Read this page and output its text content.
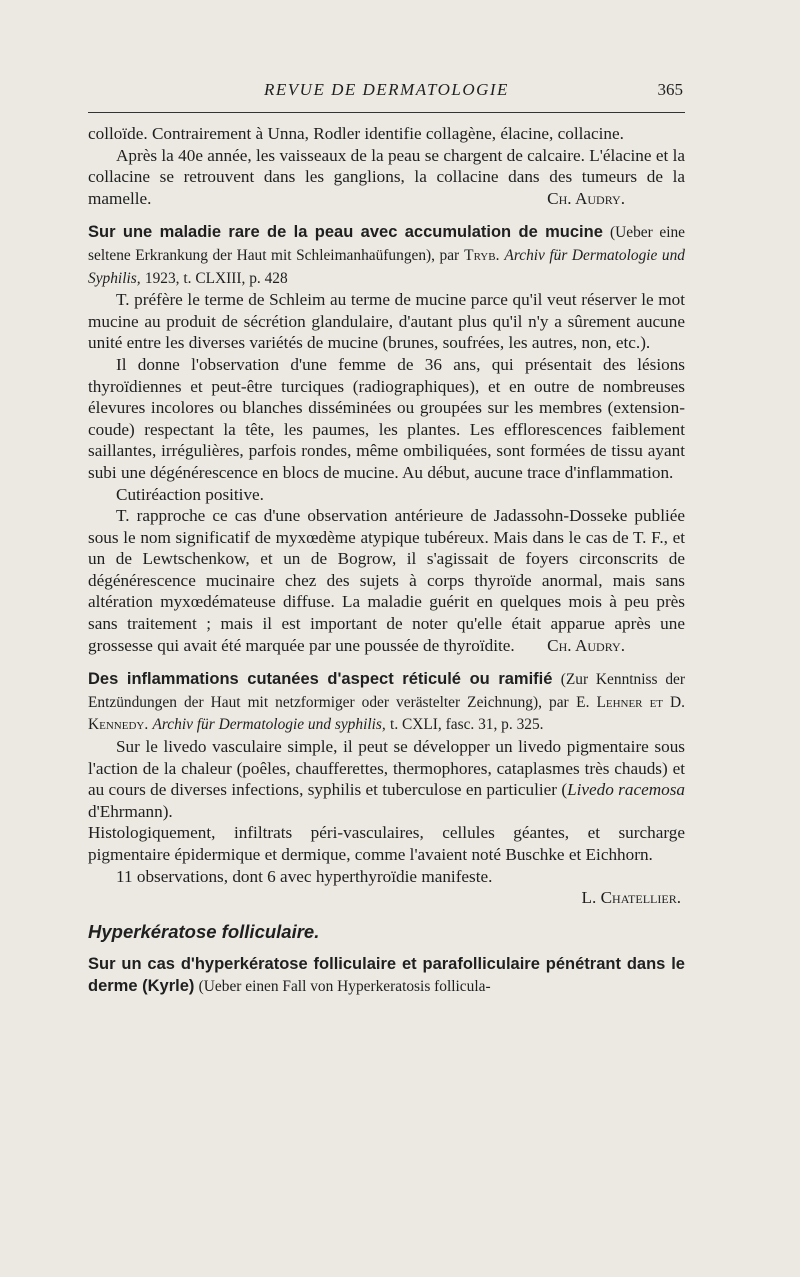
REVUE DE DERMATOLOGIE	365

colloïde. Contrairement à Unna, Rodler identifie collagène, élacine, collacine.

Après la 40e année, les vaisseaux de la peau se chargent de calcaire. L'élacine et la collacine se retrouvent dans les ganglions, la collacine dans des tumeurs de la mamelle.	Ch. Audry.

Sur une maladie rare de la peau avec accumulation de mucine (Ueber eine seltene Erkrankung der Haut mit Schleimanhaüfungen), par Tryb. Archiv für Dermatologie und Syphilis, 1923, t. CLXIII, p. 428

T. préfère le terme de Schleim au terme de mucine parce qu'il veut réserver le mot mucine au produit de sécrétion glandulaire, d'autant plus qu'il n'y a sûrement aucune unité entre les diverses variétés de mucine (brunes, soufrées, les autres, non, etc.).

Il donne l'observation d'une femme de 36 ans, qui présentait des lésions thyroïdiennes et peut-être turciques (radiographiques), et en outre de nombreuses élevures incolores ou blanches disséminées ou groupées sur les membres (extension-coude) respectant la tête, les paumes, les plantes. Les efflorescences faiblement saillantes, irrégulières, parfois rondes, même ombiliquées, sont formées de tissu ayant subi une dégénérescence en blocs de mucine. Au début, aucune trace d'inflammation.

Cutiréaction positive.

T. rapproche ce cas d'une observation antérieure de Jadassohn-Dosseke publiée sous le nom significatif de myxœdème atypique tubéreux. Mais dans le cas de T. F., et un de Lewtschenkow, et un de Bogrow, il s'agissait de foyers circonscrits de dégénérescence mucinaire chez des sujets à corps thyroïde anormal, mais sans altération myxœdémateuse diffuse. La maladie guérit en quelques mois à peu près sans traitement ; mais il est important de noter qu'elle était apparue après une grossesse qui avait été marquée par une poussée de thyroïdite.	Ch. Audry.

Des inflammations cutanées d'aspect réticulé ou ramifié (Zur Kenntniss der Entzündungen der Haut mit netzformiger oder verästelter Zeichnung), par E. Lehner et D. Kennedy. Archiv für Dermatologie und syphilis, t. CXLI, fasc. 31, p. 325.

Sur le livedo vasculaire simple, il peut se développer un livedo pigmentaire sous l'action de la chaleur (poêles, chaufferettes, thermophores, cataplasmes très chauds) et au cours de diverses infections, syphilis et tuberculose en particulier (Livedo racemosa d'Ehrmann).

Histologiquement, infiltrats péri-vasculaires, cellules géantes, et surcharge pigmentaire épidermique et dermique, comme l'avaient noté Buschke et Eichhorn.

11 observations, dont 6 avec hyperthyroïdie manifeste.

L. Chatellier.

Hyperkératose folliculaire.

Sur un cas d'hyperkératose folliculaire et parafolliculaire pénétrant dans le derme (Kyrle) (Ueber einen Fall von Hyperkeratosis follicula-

□ □ □

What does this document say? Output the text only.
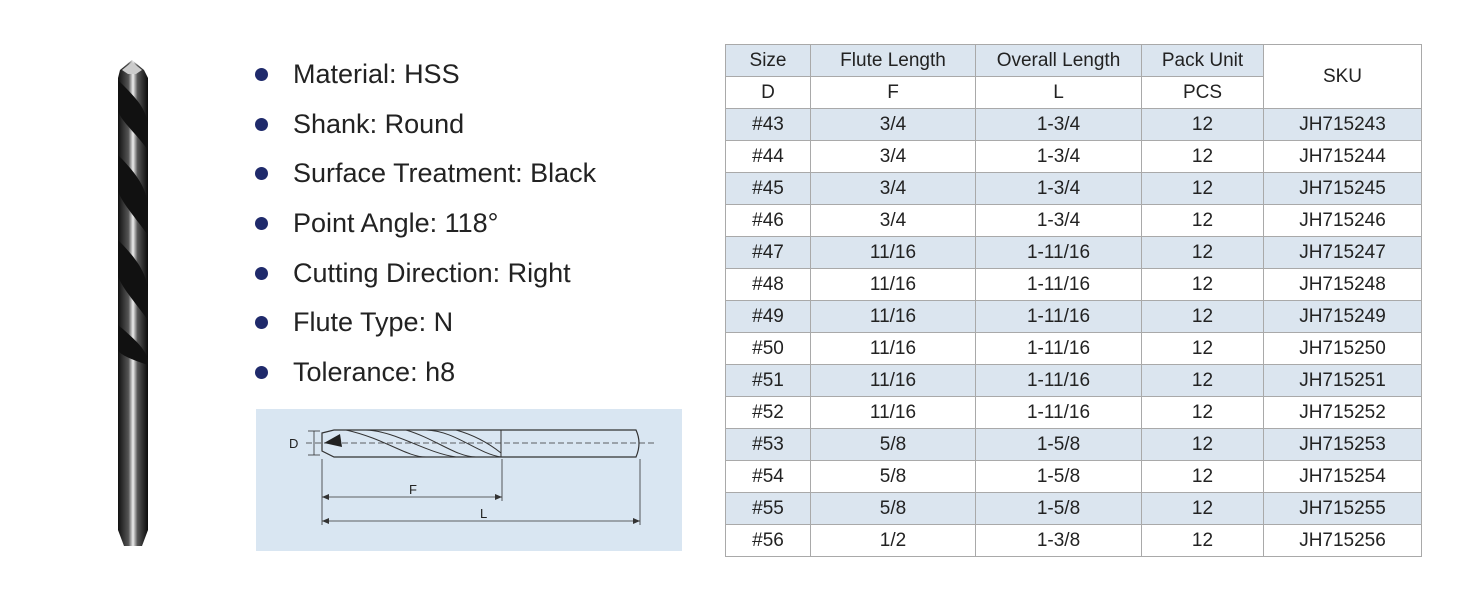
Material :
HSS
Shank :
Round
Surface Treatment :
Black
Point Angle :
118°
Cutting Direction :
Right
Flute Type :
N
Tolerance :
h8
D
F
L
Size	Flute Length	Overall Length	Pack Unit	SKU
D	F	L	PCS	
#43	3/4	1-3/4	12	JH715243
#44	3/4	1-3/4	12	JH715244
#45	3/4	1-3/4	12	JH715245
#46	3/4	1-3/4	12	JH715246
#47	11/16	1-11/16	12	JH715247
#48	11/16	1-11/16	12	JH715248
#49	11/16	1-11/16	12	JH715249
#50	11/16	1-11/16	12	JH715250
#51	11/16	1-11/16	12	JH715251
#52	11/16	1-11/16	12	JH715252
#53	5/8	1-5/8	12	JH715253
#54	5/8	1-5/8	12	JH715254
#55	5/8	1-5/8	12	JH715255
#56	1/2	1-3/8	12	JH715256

□ □ □

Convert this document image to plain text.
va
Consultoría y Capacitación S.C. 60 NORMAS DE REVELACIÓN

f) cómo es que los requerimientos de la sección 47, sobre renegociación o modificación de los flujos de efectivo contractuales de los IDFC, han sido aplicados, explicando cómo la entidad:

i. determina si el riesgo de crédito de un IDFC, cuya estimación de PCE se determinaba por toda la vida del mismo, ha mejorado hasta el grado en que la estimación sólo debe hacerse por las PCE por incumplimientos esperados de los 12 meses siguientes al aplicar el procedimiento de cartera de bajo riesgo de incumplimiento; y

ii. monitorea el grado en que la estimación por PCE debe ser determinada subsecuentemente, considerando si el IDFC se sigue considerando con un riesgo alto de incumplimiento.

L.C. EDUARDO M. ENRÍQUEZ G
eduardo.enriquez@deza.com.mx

□ □ □

## Set problem:
Each line above that includes "text" should be shown.

## Solution to the problem:
Read this page and output its text content.
What does this document say? Output the text only.
Convert this document image to plain text.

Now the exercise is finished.